YOUR TASK
Print the lines in the records verbatim, starting with the line containing "data-point (532, 1026, 540, 1035)" and ending with the line containing "rapid-point (1491, 119, 1500, 128)", both included.

PROVIDED ENTRIES

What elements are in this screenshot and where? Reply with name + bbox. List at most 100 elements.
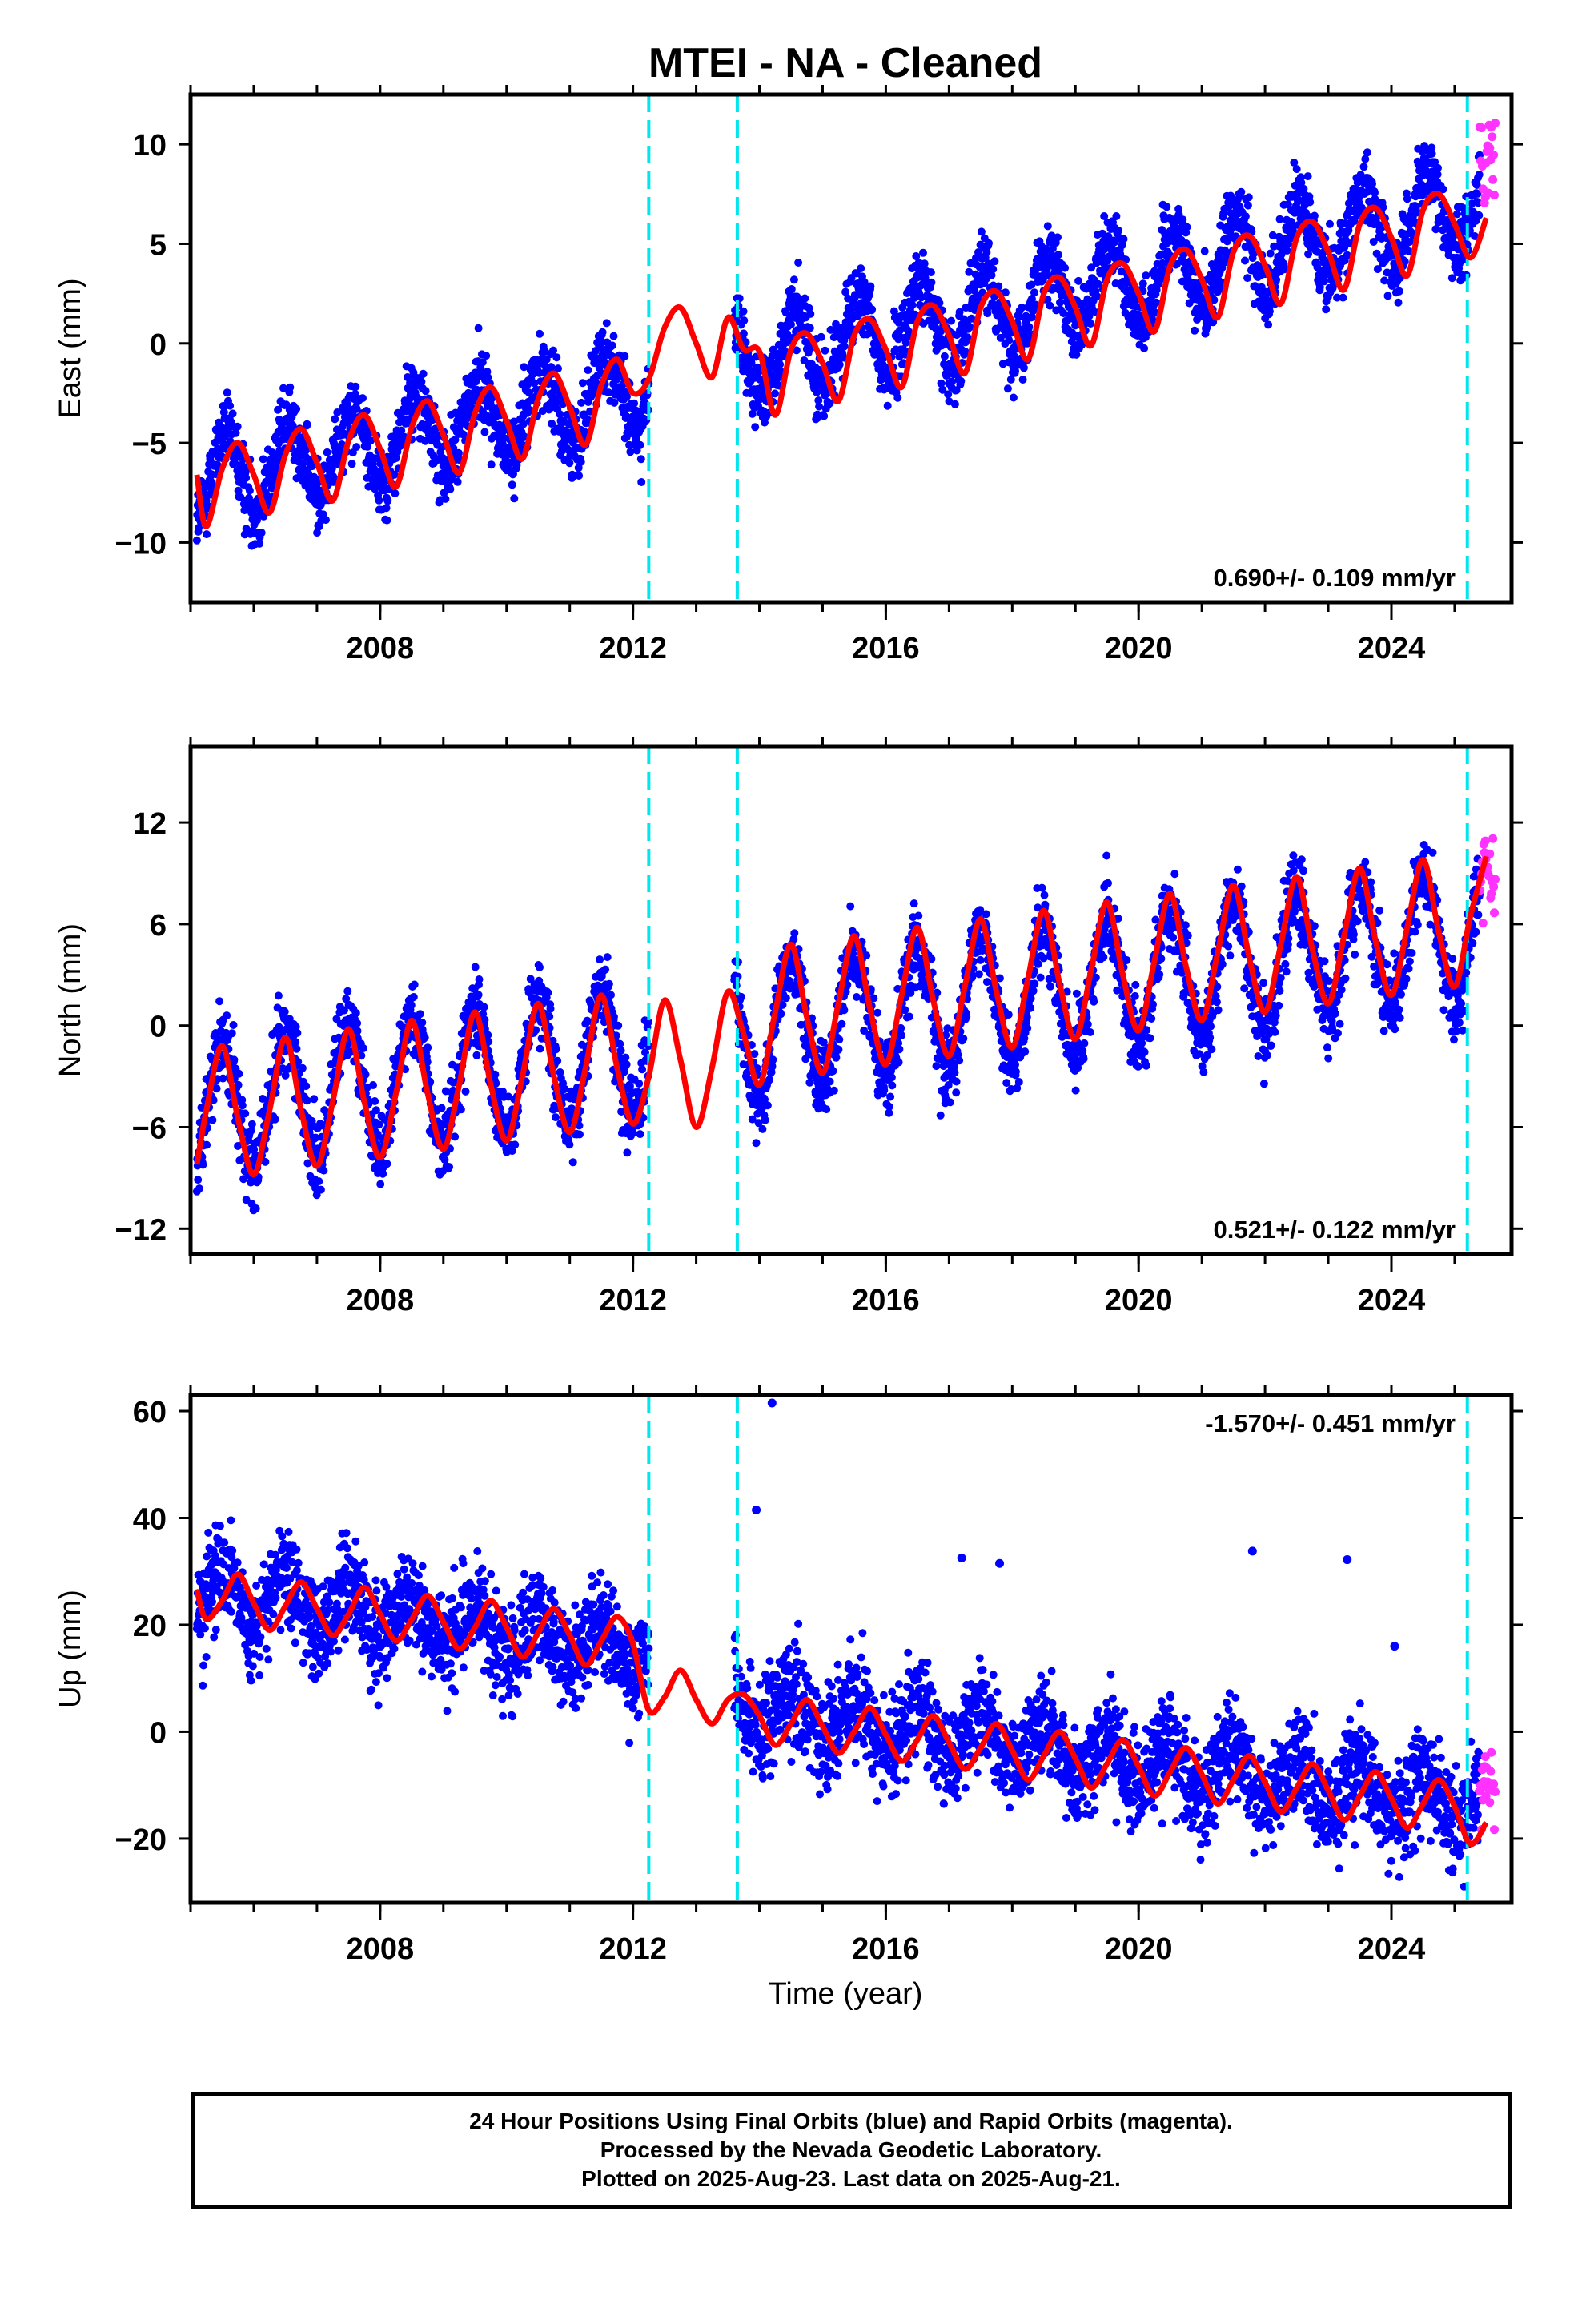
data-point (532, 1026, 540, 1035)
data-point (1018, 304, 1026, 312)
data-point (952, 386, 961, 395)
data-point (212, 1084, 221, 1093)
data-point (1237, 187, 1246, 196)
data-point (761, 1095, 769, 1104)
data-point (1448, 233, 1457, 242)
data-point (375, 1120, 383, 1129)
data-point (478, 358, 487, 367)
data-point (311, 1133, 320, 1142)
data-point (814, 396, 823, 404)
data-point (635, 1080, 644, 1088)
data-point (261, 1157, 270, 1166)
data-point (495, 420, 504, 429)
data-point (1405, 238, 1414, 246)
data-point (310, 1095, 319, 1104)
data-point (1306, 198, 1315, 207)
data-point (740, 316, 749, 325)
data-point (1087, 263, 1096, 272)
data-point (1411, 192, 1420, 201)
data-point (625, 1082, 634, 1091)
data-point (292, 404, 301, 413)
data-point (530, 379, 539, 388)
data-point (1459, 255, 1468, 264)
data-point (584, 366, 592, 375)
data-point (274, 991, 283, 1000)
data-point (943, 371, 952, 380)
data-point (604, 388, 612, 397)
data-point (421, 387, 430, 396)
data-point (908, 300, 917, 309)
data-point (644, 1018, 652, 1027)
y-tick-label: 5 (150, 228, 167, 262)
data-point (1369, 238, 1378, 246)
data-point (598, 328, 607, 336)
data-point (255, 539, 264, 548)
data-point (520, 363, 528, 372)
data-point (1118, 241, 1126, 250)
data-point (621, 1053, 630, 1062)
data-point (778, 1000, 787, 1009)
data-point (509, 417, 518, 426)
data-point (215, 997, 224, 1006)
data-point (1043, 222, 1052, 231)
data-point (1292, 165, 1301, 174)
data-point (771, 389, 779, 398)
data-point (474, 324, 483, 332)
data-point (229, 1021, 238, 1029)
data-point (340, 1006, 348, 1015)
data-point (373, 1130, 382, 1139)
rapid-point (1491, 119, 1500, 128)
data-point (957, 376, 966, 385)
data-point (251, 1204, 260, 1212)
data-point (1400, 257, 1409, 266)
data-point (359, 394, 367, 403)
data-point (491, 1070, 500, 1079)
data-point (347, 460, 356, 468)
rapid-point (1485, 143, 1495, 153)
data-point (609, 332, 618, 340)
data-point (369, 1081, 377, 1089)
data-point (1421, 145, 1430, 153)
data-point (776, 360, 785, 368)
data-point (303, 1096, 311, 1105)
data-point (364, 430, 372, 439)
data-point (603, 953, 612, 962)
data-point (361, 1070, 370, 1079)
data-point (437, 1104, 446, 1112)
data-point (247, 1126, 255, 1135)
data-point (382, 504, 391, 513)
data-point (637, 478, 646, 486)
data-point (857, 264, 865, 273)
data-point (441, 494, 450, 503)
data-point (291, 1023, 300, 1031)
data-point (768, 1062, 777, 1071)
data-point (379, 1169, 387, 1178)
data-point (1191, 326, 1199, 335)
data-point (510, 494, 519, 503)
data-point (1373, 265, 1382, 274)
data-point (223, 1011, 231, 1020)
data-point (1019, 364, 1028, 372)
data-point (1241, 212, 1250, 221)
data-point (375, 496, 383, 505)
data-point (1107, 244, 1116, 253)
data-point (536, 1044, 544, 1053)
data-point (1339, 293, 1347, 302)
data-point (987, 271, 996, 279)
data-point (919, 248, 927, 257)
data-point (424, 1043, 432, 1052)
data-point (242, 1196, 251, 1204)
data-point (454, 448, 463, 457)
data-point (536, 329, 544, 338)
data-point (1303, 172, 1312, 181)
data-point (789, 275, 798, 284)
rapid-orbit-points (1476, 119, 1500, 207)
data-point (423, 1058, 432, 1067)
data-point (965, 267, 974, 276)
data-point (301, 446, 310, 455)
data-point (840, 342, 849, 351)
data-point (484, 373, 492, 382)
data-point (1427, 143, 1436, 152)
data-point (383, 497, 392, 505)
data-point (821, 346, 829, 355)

EXERCISE RESPONSE
data-point (532, 1026, 540, 1035)
data-point (1018, 304, 1026, 312)
data-point (952, 386, 961, 395)
data-point (212, 1084, 221, 1093)
data-point (1237, 187, 1246, 196)
data-point (761, 1095, 769, 1104)
data-point (1448, 233, 1457, 242)
data-point (375, 1120, 383, 1129)
data-point (478, 358, 487, 367)
data-point (311, 1133, 320, 1142)
data-point (814, 396, 823, 404)
data-point (635, 1080, 644, 1088)
data-point (261, 1157, 270, 1166)
data-point (495, 420, 504, 429)
data-point (1405, 238, 1414, 246)
data-point (310, 1095, 319, 1104)
data-point (1306, 198, 1315, 207)
data-point (740, 316, 749, 325)
data-point (1087, 263, 1096, 272)
data-point (1411, 192, 1420, 201)
data-point (625, 1082, 634, 1091)
data-point (292, 404, 301, 413)
data-point (530, 379, 539, 388)
data-point (1459, 255, 1468, 264)
data-point (584, 366, 592, 375)
data-point (274, 991, 283, 1000)
data-point (943, 371, 952, 380)
data-point (604, 388, 612, 397)
data-point (421, 387, 430, 396)
data-point (908, 300, 917, 309)
data-point (644, 1018, 652, 1027)
y-tick-label: 5 (150, 228, 167, 262)
data-point (1369, 238, 1378, 246)
data-point (598, 328, 607, 336)
data-point (255, 539, 264, 548)
data-point (520, 363, 528, 372)
data-point (1118, 241, 1126, 250)
data-point (621, 1053, 630, 1062)
data-point (778, 1000, 787, 1009)
data-point (509, 417, 518, 426)
data-point (215, 997, 224, 1006)
data-point (1043, 222, 1052, 231)
data-point (1292, 165, 1301, 174)
data-point (771, 389, 779, 398)
data-point (474, 324, 483, 332)
data-point (229, 1021, 238, 1029)
data-point (340, 1006, 348, 1015)
data-point (373, 1130, 382, 1139)
rapid-point (1491, 119, 1500, 128)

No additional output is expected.